BRICIOLE di PAROLA...nella meditazione e preghiera
15.09.2020
Beata Vergine Maria Addolorata
Ieri il nostro sguardo era rivolto a Gesù che dava fino in fondo la propria vita per amore, facendo della Sua croce non una maledizione ma un luogo da cui si diparte la benedizione di Dio, e , quando si tratta, invece, della nostra croce, un luogo dove ci raggiunge la benedizione.
Oggi il nostro sguardo di sposta sulla Madre. Forse non abbiamo il coraggio di tenere levati gli occhi al Crocifisso viste le sue condizioni, gli spasmi, irriconoscibile per le carni straziate. Ma se indirizziamo i nostri sulla Madre, pensiamo forse di trovarci di fronte ad un dolore minore, diverso, meno crocifisso?
Ciò che dà la misura e la temperatura del dolore non sono soltanto i colpi, i flagelli, il male fisico, ma l’amore. Più amore, più dolore!
Allora ci verrebbe da dire : mettiamoci meno amore nelle nostre relazioni, e avremo meno dolore. Chi ama poco, soffre poco! Sì è anche vero. Ma il dolore che pensiamo scansato, evitato, ci ritornerà più violento e allora non avremo l’amore per fronteggiarlo, saremo distrutti. Qual è l’amore che fa fronte al dolore ,e che lo converte in un luogo che può produrre altro amore? E’ l’amore la cui radici sono in Dio.

________________

Esercizi da svolgere:
• a. Nella meditazione sulla Vergine Addolorata, che cosa dà la misura e la temperatura del dolore, oltre ai colpi e al male fisico?
• b. Riprendi la meditazione sulla Vergine Addolorata da dove si ferma.
L'elenco non c'entra con il lavoro sul testo.

Elenco del dataset

________________

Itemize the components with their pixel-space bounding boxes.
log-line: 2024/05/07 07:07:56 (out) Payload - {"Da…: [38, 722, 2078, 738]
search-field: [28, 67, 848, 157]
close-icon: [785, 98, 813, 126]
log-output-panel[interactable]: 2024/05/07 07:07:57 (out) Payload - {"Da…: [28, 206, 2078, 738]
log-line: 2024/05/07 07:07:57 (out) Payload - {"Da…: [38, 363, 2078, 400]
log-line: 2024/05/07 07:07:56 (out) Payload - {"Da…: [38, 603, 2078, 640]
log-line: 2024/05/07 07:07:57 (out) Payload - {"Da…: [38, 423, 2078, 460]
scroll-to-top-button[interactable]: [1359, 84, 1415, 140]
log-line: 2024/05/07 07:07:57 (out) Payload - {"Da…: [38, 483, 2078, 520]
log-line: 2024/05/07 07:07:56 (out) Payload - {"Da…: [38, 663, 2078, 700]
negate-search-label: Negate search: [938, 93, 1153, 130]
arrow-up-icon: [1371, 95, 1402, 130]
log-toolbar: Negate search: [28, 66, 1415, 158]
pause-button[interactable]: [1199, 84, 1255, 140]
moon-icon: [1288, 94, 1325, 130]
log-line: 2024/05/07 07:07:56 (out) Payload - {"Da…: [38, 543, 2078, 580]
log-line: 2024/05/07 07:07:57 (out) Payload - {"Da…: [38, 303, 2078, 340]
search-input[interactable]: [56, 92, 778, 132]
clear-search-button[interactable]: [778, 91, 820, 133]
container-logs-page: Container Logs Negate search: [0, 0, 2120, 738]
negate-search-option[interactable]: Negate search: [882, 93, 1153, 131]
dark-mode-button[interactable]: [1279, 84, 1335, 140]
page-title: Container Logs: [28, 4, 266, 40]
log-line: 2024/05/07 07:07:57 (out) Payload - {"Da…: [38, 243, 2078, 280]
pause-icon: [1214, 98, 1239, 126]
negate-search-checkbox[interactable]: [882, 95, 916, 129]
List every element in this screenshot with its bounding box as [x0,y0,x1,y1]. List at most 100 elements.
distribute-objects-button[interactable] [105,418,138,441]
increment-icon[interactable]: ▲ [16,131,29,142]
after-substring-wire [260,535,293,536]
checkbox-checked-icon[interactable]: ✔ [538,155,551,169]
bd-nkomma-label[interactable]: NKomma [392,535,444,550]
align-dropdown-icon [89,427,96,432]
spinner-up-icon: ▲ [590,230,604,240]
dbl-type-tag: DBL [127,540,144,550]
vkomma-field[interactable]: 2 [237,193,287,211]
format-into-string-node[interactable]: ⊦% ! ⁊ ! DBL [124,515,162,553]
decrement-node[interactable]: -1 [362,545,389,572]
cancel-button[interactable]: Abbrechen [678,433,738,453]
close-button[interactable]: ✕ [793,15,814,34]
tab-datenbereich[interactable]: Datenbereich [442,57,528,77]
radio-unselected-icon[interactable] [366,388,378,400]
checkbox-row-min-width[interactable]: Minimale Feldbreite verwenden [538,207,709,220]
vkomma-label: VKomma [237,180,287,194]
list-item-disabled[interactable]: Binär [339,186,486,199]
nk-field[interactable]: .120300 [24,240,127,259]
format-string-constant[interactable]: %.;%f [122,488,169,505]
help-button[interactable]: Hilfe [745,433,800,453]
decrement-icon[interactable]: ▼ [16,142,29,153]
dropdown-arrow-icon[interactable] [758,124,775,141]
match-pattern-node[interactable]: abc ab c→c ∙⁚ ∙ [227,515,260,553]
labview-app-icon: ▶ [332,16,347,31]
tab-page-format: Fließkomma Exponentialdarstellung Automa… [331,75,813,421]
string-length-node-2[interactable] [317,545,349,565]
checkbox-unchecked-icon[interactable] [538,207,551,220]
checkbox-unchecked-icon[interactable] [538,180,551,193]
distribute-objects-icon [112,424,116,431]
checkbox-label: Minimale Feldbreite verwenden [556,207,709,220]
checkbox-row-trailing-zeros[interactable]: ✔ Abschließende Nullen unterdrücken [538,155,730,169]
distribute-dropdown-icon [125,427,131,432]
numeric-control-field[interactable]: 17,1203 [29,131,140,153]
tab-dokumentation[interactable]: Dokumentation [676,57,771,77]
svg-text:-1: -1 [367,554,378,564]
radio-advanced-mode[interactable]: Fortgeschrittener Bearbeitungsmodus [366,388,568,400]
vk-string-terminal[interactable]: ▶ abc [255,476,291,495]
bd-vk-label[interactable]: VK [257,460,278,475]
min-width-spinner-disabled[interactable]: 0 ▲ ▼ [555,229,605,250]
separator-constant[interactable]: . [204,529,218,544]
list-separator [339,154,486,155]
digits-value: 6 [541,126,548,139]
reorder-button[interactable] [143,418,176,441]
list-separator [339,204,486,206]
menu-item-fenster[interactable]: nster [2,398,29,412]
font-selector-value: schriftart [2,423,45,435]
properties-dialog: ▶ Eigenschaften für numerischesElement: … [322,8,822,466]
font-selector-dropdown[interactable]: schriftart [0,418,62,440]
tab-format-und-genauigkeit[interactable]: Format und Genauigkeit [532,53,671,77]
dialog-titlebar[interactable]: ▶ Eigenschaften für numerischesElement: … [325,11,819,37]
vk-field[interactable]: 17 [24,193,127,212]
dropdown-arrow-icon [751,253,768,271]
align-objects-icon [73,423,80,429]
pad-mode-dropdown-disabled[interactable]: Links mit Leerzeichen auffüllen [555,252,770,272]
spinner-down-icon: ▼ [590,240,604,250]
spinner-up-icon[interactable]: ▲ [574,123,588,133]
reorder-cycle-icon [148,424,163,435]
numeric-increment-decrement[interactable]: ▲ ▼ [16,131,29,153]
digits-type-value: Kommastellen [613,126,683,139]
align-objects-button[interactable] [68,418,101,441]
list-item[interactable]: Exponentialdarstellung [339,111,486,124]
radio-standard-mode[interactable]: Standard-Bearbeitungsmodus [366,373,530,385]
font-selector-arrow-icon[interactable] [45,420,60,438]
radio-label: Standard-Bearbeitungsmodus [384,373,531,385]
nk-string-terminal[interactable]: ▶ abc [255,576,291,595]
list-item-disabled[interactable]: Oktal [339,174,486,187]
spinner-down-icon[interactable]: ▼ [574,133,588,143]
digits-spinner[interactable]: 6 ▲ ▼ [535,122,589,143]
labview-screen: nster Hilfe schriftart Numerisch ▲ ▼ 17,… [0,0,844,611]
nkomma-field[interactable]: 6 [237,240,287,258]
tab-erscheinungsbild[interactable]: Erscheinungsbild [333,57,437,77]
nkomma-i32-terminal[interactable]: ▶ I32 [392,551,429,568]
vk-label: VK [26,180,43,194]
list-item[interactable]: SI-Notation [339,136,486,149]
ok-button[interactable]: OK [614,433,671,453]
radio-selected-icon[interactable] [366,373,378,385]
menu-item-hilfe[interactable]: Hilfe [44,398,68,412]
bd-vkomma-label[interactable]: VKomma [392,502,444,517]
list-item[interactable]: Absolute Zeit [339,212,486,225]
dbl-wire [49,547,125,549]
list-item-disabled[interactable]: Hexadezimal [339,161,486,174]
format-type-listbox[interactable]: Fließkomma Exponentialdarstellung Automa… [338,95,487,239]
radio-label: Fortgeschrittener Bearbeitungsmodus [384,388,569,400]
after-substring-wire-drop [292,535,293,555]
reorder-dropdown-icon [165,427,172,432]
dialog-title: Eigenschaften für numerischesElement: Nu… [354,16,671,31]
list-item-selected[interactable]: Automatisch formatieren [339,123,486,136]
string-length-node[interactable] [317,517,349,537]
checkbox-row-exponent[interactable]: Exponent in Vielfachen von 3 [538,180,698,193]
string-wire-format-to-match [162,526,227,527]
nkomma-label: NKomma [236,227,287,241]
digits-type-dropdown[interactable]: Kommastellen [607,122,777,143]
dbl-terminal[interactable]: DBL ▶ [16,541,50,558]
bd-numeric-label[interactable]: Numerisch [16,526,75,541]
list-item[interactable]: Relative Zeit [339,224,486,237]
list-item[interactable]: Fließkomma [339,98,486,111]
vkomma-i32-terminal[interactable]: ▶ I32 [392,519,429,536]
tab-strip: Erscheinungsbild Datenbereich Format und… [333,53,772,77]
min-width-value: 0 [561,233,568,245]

________________

Risposte per esercizio:
• a. L'amore: più amore, più dolore.

• b.
Maria è la Madre Addolorata perché ama come ogni mamma ama il proprio figlio, e l’ama nella fede, cioè si fida, non senza fatica e lacrime, che in Gesù si compirà il progetto per il quale il Padre glielo aveva dato con il concorso dello Spirito Santo.
Perché Maria, la madre, ha resistito ai piedi della croce , mentre sono fuggiti tutti discepoli del Figlio suo? Può aver persino invocato: “Figlio fammi morite con te”. Ella è rimasta lì! Penso che lì sia “nutrita” del Corpo e abbia “bevuto” del Sangue del Figlio abbracciandolo. I Vangeli tacciono sulla sua presenza al Cenacolo, ma non possono nasconderla al Calvario. Lì è stata l’Eucaristia di Maria, il rendimento di grazie, l’offerta al Padre di quel suo Figlio.
Maria ha conosciuto vari momenti di dolore nella sua esistenza di Madre di Gesù. I Vangeli li narrano, la pietà della Chiesa li ricorda e li celebra. Quello che tutti li riassume è ai piedi della croce dove Gesù stesso Crocifisso quel dolore raccoglie, unisce al Suo, e rende ricco di speranza per coloro che potevano esserne travolti: “Donna , ecco il tuo figlio!...Ecco tua madre!” (Giovanni 19,26-27).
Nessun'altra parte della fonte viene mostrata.